Task prompt — Copy out all lines of the records in which the word "denúncia" appears.

Records for processing —
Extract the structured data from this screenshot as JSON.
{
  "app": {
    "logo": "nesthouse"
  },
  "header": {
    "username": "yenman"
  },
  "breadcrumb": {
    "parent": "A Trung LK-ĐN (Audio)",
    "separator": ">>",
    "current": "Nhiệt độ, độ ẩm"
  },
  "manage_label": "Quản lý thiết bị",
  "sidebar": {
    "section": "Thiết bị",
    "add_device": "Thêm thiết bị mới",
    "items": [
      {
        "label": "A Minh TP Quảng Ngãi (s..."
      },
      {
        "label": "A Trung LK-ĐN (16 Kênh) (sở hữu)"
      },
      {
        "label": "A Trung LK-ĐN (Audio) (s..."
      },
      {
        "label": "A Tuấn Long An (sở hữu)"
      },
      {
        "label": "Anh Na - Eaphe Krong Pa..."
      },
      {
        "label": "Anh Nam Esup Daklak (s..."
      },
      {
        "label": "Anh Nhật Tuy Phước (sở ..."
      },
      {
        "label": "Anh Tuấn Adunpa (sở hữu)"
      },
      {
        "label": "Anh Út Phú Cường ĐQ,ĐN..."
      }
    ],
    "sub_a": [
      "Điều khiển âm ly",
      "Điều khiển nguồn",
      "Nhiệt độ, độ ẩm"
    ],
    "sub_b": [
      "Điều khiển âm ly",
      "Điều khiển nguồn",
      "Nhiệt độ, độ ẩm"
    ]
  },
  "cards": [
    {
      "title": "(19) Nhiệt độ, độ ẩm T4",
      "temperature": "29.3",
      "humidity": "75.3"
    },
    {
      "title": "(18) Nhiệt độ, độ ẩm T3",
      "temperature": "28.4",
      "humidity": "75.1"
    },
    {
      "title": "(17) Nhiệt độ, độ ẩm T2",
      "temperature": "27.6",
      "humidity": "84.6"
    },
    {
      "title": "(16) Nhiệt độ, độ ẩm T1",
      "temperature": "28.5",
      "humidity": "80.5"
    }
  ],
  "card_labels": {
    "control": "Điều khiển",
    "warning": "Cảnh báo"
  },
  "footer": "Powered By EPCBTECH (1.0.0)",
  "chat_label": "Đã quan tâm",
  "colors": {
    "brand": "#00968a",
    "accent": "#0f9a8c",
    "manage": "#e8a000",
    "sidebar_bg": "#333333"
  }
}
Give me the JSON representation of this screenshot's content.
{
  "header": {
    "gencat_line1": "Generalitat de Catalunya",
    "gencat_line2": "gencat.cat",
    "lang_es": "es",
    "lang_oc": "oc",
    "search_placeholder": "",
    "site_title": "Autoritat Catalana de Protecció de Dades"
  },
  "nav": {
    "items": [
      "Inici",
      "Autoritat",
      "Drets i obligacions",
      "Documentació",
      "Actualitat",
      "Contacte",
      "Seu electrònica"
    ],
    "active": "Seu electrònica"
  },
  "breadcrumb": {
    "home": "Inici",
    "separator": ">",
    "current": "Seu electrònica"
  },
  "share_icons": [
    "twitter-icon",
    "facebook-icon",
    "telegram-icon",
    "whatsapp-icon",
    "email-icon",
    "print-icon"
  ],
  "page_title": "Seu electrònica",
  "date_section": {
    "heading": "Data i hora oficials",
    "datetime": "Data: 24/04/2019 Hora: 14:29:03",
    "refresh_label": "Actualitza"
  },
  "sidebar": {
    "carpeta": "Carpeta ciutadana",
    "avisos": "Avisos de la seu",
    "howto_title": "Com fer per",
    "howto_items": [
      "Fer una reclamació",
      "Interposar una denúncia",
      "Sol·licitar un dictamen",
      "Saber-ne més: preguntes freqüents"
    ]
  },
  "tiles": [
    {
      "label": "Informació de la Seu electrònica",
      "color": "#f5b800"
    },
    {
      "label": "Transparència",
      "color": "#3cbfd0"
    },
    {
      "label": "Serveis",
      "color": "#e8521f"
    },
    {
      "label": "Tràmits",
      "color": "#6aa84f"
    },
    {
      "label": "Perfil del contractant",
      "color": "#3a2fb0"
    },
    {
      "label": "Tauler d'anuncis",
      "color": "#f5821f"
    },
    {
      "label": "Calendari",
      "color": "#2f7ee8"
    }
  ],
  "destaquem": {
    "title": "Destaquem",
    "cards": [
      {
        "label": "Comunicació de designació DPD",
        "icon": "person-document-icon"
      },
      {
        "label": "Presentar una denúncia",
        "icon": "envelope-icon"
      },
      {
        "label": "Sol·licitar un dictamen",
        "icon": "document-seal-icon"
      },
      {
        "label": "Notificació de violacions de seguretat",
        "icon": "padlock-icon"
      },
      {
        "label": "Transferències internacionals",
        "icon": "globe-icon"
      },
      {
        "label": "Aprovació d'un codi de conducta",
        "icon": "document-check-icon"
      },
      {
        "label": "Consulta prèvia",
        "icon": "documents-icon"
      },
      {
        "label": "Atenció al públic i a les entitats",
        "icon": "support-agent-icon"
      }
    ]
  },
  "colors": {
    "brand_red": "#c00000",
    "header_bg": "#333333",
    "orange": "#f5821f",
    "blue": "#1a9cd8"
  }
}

Exercise response —
      "Interposar una denúncia",
        "label": "Presentar una denúncia",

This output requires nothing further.